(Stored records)
- - - - - - -
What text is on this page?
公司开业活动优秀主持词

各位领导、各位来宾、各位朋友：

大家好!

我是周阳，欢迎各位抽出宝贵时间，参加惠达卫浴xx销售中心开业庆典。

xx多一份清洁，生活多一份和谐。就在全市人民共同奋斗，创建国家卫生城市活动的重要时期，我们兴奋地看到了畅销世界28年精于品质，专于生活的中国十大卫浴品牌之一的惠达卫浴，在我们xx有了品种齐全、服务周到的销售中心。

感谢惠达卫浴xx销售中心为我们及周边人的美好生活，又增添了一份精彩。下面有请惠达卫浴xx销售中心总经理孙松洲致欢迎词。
- - - - - - -
[PROBLEM]
Go through the records above and retype each one exactly.

[TASK RESULT]
What text is on this page?
公司开业活动优秀主持词

各位领导、各位来宾、各位朋友：

大家好!

我是周阳，欢迎各位抽出宝贵时间，参加惠达卫浴xx销售中心开业庆典。

xx多一份清洁，生活多一份和谐。就在全市人民共同奋斗，创建国家卫生城市活动的重要时期，我们兴奋地看到了畅销世界28年精于品质，专于生活的中国十大卫浴品牌之一的惠达卫浴，在我们xx有了品种齐全、服务周到的销售中心。

感谢惠达卫浴xx销售中心为我们及周边人的美好生活，又增添了一份精彩。下面有请惠达卫浴xx销售中心总经理孙松洲致欢迎词。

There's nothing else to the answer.